RECORDS SHOWN.
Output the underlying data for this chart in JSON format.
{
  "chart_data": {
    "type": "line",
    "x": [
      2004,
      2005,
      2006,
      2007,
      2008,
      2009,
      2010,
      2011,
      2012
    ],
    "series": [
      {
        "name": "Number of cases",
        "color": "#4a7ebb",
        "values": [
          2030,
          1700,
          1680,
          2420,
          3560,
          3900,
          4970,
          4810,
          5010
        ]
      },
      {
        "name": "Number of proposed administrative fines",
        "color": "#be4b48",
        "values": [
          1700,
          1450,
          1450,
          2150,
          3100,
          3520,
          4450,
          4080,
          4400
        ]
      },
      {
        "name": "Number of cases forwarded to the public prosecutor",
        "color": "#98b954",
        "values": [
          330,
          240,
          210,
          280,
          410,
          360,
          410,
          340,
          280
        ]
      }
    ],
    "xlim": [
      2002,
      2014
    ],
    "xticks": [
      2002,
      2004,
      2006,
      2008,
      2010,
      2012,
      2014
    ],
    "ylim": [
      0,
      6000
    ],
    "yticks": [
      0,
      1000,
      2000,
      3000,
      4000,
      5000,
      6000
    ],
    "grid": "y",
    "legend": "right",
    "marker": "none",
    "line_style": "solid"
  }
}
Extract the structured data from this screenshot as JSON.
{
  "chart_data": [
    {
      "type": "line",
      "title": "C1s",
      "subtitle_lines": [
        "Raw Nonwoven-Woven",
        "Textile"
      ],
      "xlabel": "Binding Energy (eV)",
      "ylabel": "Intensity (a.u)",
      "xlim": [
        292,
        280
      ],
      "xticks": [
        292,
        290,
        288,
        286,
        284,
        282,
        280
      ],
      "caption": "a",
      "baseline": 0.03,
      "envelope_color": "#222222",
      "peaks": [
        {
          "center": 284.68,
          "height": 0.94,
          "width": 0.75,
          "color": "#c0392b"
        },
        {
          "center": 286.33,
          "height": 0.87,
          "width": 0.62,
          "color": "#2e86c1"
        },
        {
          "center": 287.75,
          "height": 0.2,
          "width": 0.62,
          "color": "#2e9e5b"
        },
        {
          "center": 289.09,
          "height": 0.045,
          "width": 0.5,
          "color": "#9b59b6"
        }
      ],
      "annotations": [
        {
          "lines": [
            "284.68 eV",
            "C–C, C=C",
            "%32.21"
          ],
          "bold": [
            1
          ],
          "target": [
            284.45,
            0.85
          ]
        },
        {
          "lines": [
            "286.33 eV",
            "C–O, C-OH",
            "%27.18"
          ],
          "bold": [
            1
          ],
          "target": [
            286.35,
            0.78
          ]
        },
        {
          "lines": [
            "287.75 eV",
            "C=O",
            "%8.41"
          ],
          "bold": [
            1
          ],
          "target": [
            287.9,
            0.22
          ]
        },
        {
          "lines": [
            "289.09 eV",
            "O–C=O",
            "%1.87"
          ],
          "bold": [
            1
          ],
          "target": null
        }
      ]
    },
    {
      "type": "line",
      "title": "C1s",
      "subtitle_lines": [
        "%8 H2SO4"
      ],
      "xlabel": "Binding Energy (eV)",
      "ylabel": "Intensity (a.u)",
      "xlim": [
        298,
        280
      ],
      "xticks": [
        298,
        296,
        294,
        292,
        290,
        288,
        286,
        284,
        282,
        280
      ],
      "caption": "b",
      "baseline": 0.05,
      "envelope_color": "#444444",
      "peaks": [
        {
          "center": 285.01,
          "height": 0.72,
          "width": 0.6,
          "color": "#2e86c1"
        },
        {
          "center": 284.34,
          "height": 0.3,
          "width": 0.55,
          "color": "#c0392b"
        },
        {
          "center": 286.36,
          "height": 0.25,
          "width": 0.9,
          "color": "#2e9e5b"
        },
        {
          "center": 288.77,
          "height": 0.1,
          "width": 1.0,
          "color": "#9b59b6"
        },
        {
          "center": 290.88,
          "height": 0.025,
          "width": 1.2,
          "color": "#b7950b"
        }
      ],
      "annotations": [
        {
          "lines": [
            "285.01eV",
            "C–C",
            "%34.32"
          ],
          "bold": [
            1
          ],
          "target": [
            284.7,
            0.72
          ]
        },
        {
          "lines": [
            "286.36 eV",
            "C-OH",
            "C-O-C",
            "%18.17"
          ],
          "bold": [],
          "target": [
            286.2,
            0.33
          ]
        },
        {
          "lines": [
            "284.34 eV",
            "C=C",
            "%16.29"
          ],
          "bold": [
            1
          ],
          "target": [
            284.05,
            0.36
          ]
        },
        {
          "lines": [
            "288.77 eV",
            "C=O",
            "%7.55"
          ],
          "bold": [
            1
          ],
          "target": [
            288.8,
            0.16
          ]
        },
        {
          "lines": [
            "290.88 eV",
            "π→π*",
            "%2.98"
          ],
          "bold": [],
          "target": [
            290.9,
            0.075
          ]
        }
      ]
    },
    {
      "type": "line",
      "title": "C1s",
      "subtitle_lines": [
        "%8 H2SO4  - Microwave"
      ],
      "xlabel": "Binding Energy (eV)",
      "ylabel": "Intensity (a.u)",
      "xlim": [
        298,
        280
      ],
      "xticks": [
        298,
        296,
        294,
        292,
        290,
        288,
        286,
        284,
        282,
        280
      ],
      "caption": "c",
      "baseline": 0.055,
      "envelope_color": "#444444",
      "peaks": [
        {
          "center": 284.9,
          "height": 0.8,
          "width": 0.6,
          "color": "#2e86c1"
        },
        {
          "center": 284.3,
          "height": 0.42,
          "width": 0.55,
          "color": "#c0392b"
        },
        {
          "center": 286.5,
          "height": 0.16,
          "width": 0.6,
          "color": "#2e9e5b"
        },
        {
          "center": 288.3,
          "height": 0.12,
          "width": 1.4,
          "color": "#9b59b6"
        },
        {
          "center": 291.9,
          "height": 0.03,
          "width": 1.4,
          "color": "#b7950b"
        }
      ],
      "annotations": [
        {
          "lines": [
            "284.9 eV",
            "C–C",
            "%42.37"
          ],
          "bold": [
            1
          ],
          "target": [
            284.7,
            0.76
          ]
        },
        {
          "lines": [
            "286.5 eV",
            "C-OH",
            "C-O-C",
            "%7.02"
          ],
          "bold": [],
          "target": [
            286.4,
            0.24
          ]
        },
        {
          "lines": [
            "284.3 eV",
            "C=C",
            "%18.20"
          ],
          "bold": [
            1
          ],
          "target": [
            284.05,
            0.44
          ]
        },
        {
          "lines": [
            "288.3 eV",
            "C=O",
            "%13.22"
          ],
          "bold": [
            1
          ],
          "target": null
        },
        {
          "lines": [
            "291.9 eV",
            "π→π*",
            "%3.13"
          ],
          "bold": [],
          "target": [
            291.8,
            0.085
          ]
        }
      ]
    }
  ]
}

WRITTEN PROBLEM. Set down all of the records shown above once more, exactly.

WRITTEN ANSWER.
Output the underlying data for this chart in JSON format.
{
  "chart_data": {
    "type": "line",
    "x": [
      2004,
      2005,
      2006,
      2007,
      2008,
      2009,
      2010,
      2011,
      2012
    ],
    "series": [
      {
        "name": "Number of cases",
        "color": "#4a7ebb",
        "values": [
          2030,
          1700,
          1680,
          2420,
          3560,
          3900,
          4970,
          4810,
          5010
        ]
      },
      {
        "name": "Number of proposed administrative fines",
        "color": "#be4b48",
        "values": [
          1700,
          1450,
          1450,
          2150,
          3100,
          3520,
          4450,
          4080,
          4400
        ]
      },
      {
        "name": "Number of cases forwarded to the public prosecutor",
        "color": "#98b954",
        "values": [
          330,
          240,
          210,
          280,
          410,
          360,
          410,
          340,
          280
        ]
      }
    ],
    "xlim": [
      2002,
      2014
    ],
    "xticks": [
      2002,
      2004,
      2006,
      2008,
      2010,
      2012,
      2014
    ],
    "ylim": [
      0,
      6000
    ],
    "yticks": [
      0,
      1000,
      2000,
      3000,
      4000,
      5000,
      6000
    ],
    "grid": "y",
    "legend": "right",
    "marker": "none",
    "line_style": "solid"
  }
}
Extract the structured data from this screenshot as JSON.
{
  "chart_data": [
    {
      "type": "line",
      "title": "C1s",
      "subtitle_lines": [
        "Raw Nonwoven-Woven",
        "Textile"
      ],
      "xlabel": "Binding Energy (eV)",
      "ylabel": "Intensity (a.u)",
      "xlim": [
        292,
        280
      ],
      "xticks": [
        292,
        290,
        288,
        286,
        284,
        282,
        280
      ],
      "caption": "a",
      "baseline": 0.03,
      "envelope_color": "#222222",
      "peaks": [
        {
          "center": 284.68,
          "height": 0.94,
          "width": 0.75,
          "color": "#c0392b"
        },
        {
          "center": 286.33,
          "height": 0.87,
          "width": 0.62,
          "color": "#2e86c1"
        },
        {
          "center": 287.75,
          "height": 0.2,
          "width": 0.62,
          "color": "#2e9e5b"
        },
        {
          "center": 289.09,
          "height": 0.045,
          "width": 0.5,
          "color": "#9b59b6"
        }
      ],
      "annotations": [
        {
          "lines": [
            "284.68 eV",
            "C–C, C=C",
            "%32.21"
          ],
          "bold": [
            1
          ],
          "target": [
            284.45,
            0.85
          ]
        },
        {
          "lines": [
            "286.33 eV",
            "C–O, C-OH",
            "%27.18"
          ],
          "bold": [
            1
          ],
          "target": [
            286.35,
            0.78
          ]
        },
        {
          "lines": [
            "287.75 eV",
            "C=O",
            "%8.41"
          ],
          "bold": [
            1
          ],
          "target": [
            287.9,
            0.22
          ]
        },
        {
          "lines": [
            "289.09 eV",
            "O–C=O",
            "%1.87"
          ],
          "bold": [
            1
          ],
          "target": null
        }
      ]
    },
    {
      "type": "line",
      "title": "C1s",
      "subtitle_lines": [
        "%8 H2SO4"
      ],
      "xlabel": "Binding Energy (eV)",
      "ylabel": "Intensity (a.u)",
      "xlim": [
        298,
        280
      ],
      "xticks": [
        298,
        296,
        294,
        292,
        290,
        288,
        286,
        284,
        282,
        280
      ],
      "caption": "b",
      "baseline": 0.05,
      "envelope_color": "#444444",
      "peaks": [
        {
          "center": 285.01,
          "height": 0.72,
          "width": 0.6,
          "color": "#2e86c1"
        },
        {
          "center": 284.34,
          "height": 0.3,
          "width": 0.55,
          "color": "#c0392b"
        },
        {
          "center": 286.36,
          "height": 0.25,
          "width": 0.9,
          "color": "#2e9e5b"
        },
        {
          "center": 288.77,
          "height": 0.1,
          "width": 1.0,
          "color": "#9b59b6"
        },
        {
          "center": 290.88,
          "height": 0.025,
          "width": 1.2,
          "color": "#b7950b"
        }
      ],
      "annotations": [
        {
          "lines": [
            "285.01eV",
            "C–C",
            "%34.32"
          ],
          "bold": [
            1
          ],
          "target": [
            284.7,
            0.72
          ]
        },
        {
          "lines": [
            "286.36 eV",
            "C-OH",
            "C-O-C",
            "%18.17"
          ],
          "bold": [],
          "target": [
            286.2,
            0.33
          ]
        },
        {
          "lines": [
            "284.34 eV",
            "C=C",
            "%16.29"
          ],
          "bold": [
            1
          ],
          "target": [
            284.05,
            0.36
          ]
        },
        {
          "lines": [
            "288.77 eV",
            "C=O",
            "%7.55"
          ],
          "bold": [
            1
          ],
          "target": [
            288.8,
            0.16
          ]
        },
        {
          "lines": [
            "290.88 eV",
            "π→π*",
            "%2.98"
          ],
          "bold": [],
          "target": [
            290.9,
            0.075
          ]
        }
      ]
    },
    {
      "type": "line",
      "title": "C1s",
      "subtitle_lines": [
        "%8 H2SO4  - Microwave"
      ],
      "xlabel": "Binding Energy (eV)",
      "ylabel": "Intensity (a.u)",
      "xlim": [
        298,
        280
      ],
      "xticks": [
        298,
        296,
        294,
        292,
        290,
        288,
        286,
        284,
        282,
        280
      ],
      "caption": "c",
      "baseline": 0.055,
      "envelope_color": "#444444",
      "peaks": [
        {
          "center": 284.9,
          "height": 0.8,
          "width": 0.6,
          "color": "#2e86c1"
        },
        {
          "center": 284.3,
          "height": 0.42,
          "width": 0.55,
          "color": "#c0392b"
        },
        {
          "center": 286.5,
          "height": 0.16,
          "width": 0.6,
          "color": "#2e9e5b"
        },
        {
          "center": 288.3,
          "height": 0.12,
          "width": 1.4,
          "color": "#9b59b6"
        },
        {
          "center": 291.9,
          "height": 0.03,
          "width": 1.4,
          "color": "#b7950b"
        }
      ],
      "annotations": [
        {
          "lines": [
            "284.9 eV",
            "C–C",
            "%42.37"
          ],
          "bold": [
            1
          ],
          "target": [
            284.7,
            0.76
          ]
        },
        {
          "lines": [
            "286.5 eV",
            "C-OH",
            "C-O-C",
            "%7.02"
          ],
          "bold": [],
          "target": [
            286.4,
            0.24
          ]
        },
        {
          "lines": [
            "284.3 eV",
            "C=C",
            "%18.20"
          ],
          "bold": [
            1
          ],
          "target": [
            284.05,
            0.44
          ]
        },
        {
          "lines": [
            "288.3 eV",
            "C=O",
            "%13.22"
          ],
          "bold": [
            1
          ],
          "target": null
        },
        {
          "lines": [
            "291.9 eV",
            "π→π*",
            "%3.13"
          ],
          "bold": [],
          "target": [
            291.8,
            0.085
          ]
        }
      ]
    }
  ]
}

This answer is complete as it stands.